[Problem statement] Transcribe the records below exactly as they appear, omitting any pictures.
——————————
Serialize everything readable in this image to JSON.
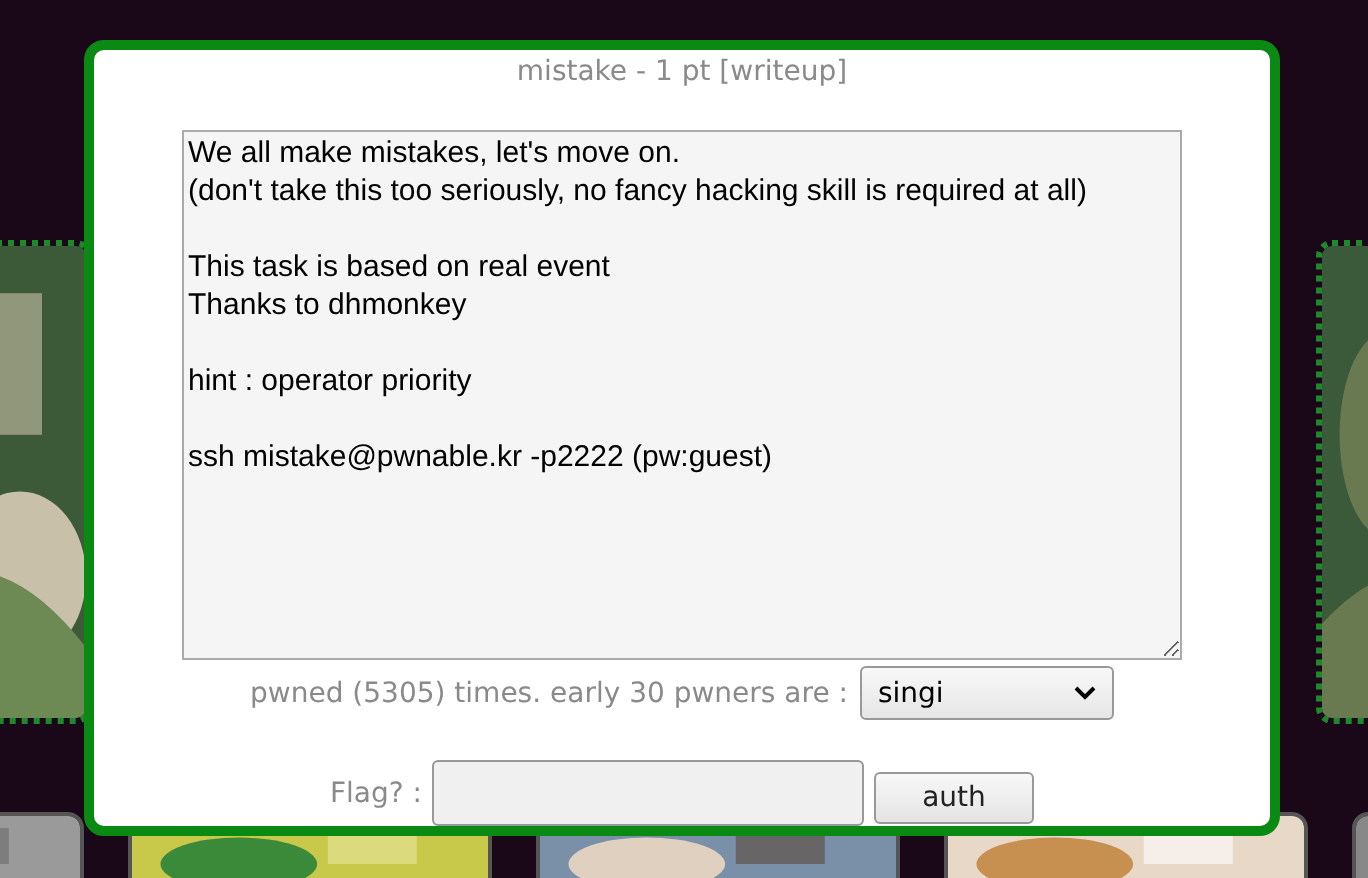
{
  "dialog": {
    "title": "mistake - 1 pt [writeup]",
    "description": "We all make mistakes, let's move on.\n(don't take this too seriously, no fancy hacking skill is required at all)\n\nThis task is based on real event\nThanks to dhmonkey\n\nhint : operator priority\n\nssh mistake@pwnable.kr -p2222 (pw:guest)",
    "pwned_text": "pwned (5305) times. early 30 pwners are :",
    "pwners_select": {
      "value": "singi"
    },
    "flag_label": "Flag? :",
    "auth_button": "auth"
  }
}
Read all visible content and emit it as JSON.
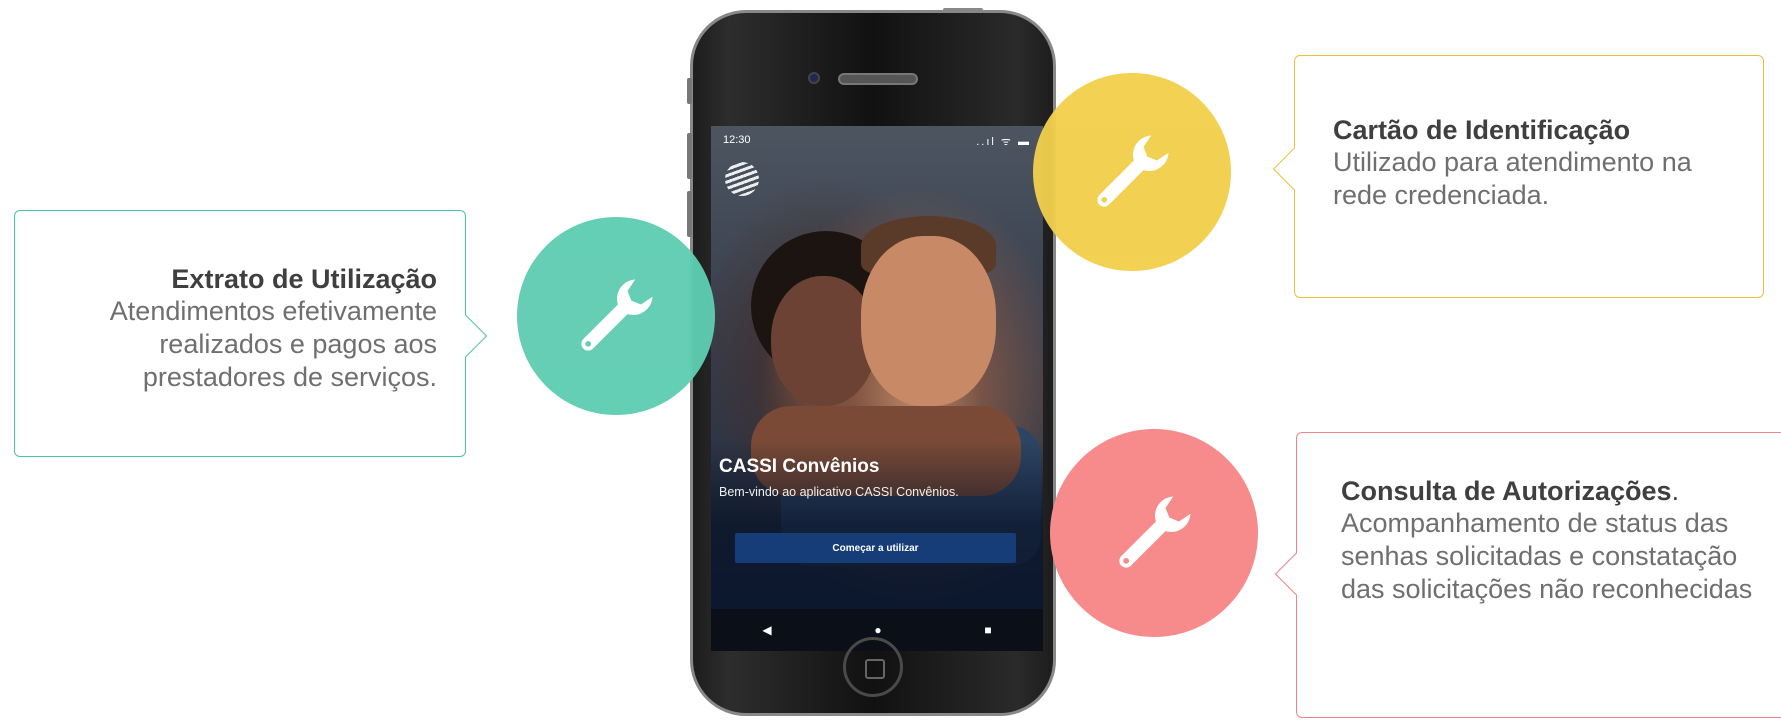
——————————
[Expected answer]
Serialize everything readable in this image to JSON.
{
  "dialog": {
    "title": "mistake - 1 pt [writeup]",
    "description": "We all make mistakes, let's move on.\n(don't take this too seriously, no fancy hacking skill is required at all)\n\nThis task is based on real event\nThanks to dhmonkey\n\nhint : operator priority\n\nssh mistake@pwnable.kr -p2222 (pw:guest)",
    "pwned_text": "pwned (5305) times. early 30 pwners are :",
    "pwners_select": {
      "value": "singi"
    },
    "flag_label": "Flag? :",
    "auth_button": "auth"
  }
}
Read all visible content and emit it as JSON.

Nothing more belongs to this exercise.